* _What is expected_
Starting at the line that contains "OCR this image.", restate each line word for word through the final line of the data, keeping both ends.

* _Extracted entries_
=====
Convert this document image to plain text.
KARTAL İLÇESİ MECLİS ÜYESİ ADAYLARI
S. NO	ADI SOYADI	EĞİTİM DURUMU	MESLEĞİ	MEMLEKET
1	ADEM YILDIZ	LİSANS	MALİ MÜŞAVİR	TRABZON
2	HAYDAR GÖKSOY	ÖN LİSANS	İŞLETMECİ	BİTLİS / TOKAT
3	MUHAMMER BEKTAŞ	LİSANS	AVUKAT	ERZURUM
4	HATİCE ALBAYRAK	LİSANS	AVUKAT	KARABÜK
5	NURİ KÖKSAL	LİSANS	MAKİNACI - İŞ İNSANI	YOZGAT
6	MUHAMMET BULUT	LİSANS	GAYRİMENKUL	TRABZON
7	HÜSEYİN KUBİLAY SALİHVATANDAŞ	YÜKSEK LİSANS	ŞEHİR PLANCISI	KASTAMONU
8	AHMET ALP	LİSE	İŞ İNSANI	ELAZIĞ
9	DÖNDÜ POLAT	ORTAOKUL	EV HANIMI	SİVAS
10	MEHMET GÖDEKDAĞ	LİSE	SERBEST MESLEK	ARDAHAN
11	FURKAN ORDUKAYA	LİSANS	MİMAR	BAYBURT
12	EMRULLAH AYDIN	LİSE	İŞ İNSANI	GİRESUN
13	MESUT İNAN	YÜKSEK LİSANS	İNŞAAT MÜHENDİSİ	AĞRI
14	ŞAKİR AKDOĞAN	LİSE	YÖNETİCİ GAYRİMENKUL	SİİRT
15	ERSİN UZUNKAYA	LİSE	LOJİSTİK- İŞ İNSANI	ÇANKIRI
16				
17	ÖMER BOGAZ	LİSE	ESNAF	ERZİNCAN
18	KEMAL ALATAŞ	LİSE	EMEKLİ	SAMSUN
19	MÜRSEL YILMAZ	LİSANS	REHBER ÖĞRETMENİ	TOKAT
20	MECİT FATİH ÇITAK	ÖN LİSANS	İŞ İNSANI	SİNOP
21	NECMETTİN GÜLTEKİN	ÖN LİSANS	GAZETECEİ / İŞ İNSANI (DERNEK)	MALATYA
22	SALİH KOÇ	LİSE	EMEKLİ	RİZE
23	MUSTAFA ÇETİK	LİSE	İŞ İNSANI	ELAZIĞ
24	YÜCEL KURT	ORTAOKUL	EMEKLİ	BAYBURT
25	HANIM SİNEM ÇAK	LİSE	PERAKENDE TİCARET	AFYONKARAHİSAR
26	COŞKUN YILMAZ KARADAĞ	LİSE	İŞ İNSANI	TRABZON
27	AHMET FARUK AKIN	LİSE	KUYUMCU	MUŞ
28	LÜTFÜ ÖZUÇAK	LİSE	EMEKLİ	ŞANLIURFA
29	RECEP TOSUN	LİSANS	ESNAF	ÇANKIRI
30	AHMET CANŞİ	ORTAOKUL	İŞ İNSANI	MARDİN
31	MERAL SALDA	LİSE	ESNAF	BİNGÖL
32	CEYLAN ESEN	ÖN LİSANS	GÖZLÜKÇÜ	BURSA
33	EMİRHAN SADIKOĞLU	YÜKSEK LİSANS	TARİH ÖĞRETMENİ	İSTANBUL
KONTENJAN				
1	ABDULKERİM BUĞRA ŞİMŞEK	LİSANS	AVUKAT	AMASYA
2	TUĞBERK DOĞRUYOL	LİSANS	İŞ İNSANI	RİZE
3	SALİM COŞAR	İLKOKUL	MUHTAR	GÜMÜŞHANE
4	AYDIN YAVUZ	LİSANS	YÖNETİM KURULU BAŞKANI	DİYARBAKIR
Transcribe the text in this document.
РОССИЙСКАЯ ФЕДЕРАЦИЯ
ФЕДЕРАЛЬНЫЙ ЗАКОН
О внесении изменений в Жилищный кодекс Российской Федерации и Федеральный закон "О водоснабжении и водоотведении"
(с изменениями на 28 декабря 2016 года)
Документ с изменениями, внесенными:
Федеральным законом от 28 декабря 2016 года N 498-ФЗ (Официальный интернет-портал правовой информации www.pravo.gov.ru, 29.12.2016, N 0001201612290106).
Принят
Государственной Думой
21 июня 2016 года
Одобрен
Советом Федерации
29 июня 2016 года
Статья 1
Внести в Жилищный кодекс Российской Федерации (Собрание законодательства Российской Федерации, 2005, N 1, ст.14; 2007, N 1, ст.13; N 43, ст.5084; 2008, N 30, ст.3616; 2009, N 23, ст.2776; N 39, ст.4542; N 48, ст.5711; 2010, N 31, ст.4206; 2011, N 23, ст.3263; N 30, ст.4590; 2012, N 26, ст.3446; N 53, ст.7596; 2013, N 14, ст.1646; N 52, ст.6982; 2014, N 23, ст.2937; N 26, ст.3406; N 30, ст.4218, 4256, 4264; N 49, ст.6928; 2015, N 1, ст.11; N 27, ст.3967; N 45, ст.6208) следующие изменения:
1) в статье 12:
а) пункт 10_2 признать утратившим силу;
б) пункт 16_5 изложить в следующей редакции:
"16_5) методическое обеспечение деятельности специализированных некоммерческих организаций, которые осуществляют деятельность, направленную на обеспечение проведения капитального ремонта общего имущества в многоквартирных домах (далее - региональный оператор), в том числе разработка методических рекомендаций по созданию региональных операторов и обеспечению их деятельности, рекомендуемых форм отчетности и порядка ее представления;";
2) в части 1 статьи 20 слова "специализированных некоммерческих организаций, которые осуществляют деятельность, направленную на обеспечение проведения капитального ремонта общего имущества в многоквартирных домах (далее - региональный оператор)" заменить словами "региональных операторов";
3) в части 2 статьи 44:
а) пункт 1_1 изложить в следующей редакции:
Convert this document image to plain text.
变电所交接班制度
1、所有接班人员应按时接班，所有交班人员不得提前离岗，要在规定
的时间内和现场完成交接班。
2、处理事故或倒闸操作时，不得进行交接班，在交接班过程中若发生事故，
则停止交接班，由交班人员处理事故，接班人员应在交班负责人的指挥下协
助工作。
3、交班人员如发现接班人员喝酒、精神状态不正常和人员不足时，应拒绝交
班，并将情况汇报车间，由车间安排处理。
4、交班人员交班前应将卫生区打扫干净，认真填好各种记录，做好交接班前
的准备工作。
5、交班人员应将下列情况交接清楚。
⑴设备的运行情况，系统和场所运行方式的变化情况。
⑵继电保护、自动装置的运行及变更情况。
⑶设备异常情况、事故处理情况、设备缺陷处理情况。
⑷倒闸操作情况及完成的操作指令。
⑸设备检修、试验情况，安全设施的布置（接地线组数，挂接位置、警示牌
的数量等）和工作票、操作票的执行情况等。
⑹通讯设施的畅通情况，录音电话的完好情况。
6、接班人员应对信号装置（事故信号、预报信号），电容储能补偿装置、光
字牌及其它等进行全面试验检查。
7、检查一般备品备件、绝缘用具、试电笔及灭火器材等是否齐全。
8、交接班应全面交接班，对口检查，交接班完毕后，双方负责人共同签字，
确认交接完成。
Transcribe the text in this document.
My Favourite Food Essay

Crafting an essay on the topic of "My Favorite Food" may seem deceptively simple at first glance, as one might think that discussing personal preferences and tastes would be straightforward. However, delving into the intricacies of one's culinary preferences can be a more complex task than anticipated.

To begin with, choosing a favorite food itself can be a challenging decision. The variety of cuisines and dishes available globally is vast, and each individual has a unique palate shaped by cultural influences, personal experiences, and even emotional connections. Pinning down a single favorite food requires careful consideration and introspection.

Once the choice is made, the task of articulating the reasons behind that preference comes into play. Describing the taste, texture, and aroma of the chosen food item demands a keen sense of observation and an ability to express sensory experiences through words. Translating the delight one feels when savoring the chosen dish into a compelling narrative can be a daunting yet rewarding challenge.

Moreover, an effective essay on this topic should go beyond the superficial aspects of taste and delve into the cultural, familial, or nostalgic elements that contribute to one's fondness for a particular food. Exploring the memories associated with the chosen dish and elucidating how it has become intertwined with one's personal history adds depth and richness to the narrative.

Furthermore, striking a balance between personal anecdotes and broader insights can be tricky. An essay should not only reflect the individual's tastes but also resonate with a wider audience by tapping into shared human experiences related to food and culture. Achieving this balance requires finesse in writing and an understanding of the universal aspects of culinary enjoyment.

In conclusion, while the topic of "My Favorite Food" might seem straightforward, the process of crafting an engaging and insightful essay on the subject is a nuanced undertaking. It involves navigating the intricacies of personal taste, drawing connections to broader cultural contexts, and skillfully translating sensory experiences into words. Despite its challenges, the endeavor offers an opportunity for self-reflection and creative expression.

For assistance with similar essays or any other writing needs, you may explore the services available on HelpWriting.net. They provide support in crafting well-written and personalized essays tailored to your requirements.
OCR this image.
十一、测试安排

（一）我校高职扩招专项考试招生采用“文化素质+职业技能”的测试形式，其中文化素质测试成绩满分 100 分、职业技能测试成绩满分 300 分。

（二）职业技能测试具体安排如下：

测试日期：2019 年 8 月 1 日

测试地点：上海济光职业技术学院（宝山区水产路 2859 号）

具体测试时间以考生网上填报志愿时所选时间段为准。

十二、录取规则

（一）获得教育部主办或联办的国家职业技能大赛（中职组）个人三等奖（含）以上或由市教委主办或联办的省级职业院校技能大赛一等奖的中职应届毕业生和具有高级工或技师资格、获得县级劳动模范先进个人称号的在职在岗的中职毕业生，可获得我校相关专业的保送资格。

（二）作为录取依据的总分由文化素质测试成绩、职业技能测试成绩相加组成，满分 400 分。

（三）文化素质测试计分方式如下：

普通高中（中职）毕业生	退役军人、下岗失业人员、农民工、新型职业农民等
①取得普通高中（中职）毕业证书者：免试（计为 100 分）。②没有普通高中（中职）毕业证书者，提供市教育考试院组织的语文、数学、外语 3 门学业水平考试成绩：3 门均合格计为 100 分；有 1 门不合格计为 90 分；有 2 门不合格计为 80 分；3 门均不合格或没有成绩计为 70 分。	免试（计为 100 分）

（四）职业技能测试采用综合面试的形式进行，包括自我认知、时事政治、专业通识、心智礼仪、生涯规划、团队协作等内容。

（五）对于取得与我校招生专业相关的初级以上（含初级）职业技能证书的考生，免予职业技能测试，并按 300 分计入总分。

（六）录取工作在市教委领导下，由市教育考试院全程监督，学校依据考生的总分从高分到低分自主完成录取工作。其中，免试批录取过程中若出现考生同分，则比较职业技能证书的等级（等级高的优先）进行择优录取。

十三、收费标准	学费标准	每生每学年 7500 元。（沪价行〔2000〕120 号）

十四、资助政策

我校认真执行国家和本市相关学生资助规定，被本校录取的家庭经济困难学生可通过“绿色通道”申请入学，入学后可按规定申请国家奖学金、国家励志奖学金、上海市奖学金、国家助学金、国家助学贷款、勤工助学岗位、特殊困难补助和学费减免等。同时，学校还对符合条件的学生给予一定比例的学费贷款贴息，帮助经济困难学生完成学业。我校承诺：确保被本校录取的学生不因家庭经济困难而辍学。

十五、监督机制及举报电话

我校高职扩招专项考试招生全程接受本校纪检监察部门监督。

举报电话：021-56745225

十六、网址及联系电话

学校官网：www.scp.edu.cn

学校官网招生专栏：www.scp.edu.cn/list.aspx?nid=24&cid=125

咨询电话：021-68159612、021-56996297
=====
* _Exercise answer_
OCR this image.
十一、测试安排

（一）我校高职扩招专项考试招生采用“文化素质+职业技能”的测试形式，其中文化素质测试成绩满分 100 分、职业技能测试成绩满分 300 分。

（二）职业技能测试具体安排如下：

测试日期：2019 年 8 月 1 日

测试地点：上海济光职业技术学院（宝山区水产路 2859 号）

具体测试时间以考生网上填报志愿时所选时间段为准。

十二、录取规则

（一）获得教育部主办或联办的国家职业技能大赛（中职组）个人三等奖（含）以上或由市教委主办或联办的省级职业院校技能大赛一等奖的中职应届毕业生和具有高级工或技师资格、获得县级劳动模范先进个人称号的在职在岗的中职毕业生，可获得我校相关专业的保送资格。

（二）作为录取依据的总分由文化素质测试成绩、职业技能测试成绩相加组成，满分 400 分。

（三）文化素质测试计分方式如下：

普通高中（中职）毕业生	退役军人、下岗失业人员、农民工、新型职业农民等
①取得普通高中（中职）毕业证书者：免试（计为 100 分）。②没有普通高中（中职）毕业证书者，提供市教育考试院组织的语文、数学、外语 3 门学业水平考试成绩：3 门均合格计为 100 分；有 1 门不合格计为 90 分；有 2 门不合格计为 80 分；3 门均不合格或没有成绩计为 70 分。	免试（计为 100 分）

（四）职业技能测试采用综合面试的形式进行，包括自我认知、时事政治、专业通识、心智礼仪、生涯规划、团队协作等内容。

（五）对于取得与我校招生专业相关的初级以上（含初级）职业技能证书的考生，免予职业技能测试，并按 300 分计入总分。

（六）录取工作在市教委领导下，由市教育考试院全程监督，学校依据考生的总分从高分到低分自主完成录取工作。其中，免试批录取过程中若出现考生同分，则比较职业技能证书的等级（等级高的优先）进行择优录取。

十三、收费标准	学费标准	每生每学年 7500 元。（沪价行〔2000〕120 号）

十四、资助政策

我校认真执行国家和本市相关学生资助规定，被本校录取的家庭经济困难学生可通过“绿色通道”申请入学，入学后可按规定申请国家奖学金、国家励志奖学金、上海市奖学金、国家助学金、国家助学贷款、勤工助学岗位、特殊困难补助和学费减免等。同时，学校还对符合条件的学生给予一定比例的学费贷款贴息，帮助经济困难学生完成学业。我校承诺：确保被本校录取的学生不因家庭经济困难而辍学。

十五、监督机制及举报电话

我校高职扩招专项考试招生全程接受本校纪检监察部门监督。

举报电话：021-56745225

十六、网址及联系电话

学校官网：www.scp.edu.cn

学校官网招生专栏：www.scp.edu.cn/list.aspx?nid=24&cid=125

咨询电话：021-68159612、021-56996297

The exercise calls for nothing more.